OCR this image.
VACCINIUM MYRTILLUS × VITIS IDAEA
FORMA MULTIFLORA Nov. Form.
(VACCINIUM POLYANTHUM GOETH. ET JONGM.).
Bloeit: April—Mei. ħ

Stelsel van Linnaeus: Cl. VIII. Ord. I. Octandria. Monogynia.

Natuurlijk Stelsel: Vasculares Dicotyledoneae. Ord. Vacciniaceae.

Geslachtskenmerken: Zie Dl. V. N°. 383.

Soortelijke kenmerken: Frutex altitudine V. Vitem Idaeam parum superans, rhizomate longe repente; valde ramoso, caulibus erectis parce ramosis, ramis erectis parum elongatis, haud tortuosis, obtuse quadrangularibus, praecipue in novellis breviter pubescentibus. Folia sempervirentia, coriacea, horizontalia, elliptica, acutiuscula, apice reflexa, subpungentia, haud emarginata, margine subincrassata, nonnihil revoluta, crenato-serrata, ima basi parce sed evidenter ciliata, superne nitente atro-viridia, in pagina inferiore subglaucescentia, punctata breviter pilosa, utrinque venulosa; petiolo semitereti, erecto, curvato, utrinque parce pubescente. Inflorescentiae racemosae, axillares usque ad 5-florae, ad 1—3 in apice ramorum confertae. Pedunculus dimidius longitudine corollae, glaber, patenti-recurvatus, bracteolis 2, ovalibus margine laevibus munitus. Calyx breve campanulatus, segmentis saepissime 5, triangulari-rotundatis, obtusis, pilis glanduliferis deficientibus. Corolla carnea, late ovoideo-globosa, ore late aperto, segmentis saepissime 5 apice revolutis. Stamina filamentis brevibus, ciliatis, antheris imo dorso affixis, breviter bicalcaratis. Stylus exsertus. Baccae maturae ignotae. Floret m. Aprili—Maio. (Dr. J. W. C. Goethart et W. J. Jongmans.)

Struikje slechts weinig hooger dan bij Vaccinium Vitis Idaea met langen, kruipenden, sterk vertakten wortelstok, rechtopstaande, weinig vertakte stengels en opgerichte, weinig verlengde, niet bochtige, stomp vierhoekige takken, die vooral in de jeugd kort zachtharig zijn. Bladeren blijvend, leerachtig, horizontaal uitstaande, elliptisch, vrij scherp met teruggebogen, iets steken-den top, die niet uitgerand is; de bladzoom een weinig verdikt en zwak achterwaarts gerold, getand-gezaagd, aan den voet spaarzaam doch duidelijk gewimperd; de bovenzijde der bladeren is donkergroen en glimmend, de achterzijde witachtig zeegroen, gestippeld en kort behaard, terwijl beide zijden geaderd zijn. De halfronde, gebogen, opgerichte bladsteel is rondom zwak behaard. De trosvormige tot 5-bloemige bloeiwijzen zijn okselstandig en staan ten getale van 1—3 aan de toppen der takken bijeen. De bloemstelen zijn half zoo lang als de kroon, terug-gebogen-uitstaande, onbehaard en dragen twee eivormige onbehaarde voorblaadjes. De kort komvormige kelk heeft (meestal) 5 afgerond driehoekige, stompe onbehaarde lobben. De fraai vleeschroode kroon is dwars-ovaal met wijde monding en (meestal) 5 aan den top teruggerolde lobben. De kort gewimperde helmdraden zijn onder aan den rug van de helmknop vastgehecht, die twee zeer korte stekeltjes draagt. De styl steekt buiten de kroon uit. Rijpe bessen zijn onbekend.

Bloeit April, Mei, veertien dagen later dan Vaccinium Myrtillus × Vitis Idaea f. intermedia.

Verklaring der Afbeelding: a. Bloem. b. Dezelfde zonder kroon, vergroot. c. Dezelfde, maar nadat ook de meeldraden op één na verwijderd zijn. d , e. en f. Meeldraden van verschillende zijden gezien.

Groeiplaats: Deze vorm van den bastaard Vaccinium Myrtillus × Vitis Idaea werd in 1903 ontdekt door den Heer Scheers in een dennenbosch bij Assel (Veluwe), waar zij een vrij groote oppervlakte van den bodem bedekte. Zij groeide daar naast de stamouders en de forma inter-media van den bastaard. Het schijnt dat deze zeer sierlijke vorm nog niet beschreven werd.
□ □ □ □ □ □ □
What you have to do
Check each line of the entries for the string "Bloeit". Copy the lines that have it.

Written reply
Bloeit: April—Mei. ħ
Bloeit April, Mei, veertien dagen later dan Vaccinium Myrtillus × Vitis Idaea f. intermedia.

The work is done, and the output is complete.